:: TASK DIRECTIONS ::
Reproduce the records below exactly as they appear.

:: DATA TO USE ::
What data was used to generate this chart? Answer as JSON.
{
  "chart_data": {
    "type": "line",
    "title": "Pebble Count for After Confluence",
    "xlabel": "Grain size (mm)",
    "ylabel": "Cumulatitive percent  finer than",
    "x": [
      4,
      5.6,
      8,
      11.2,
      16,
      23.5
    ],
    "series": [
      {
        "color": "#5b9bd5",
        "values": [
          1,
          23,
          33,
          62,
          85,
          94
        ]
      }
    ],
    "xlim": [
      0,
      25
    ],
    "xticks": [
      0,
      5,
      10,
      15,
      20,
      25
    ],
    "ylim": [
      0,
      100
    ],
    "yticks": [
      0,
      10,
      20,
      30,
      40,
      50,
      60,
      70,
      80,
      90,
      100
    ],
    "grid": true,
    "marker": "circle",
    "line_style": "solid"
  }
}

:: OUTPUT FOR THIS EXERCISE ::
What data was used to generate this chart? Answer as JSON.
{
  "chart_data": {
    "type": "line",
    "title": "Pebble Count for After Confluence",
    "xlabel": "Grain size (mm)",
    "ylabel": "Cumulatitive percent  finer than",
    "x": [
      4,
      5.6,
      8,
      11.2,
      16,
      23.5
    ],
    "series": [
      {
        "color": "#5b9bd5",
        "values": [
          1,
          23,
          33,
          62,
          85,
          94
        ]
      }
    ],
    "xlim": [
      0,
      25
    ],
    "xticks": [
      0,
      5,
      10,
      15,
      20,
      25
    ],
    "ylim": [
      0,
      100
    ],
    "yticks": [
      0,
      10,
      20,
      30,
      40,
      50,
      60,
      70,
      80,
      90,
      100
    ],
    "grid": true,
    "marker": "circle",
    "line_style": "solid"
  }
}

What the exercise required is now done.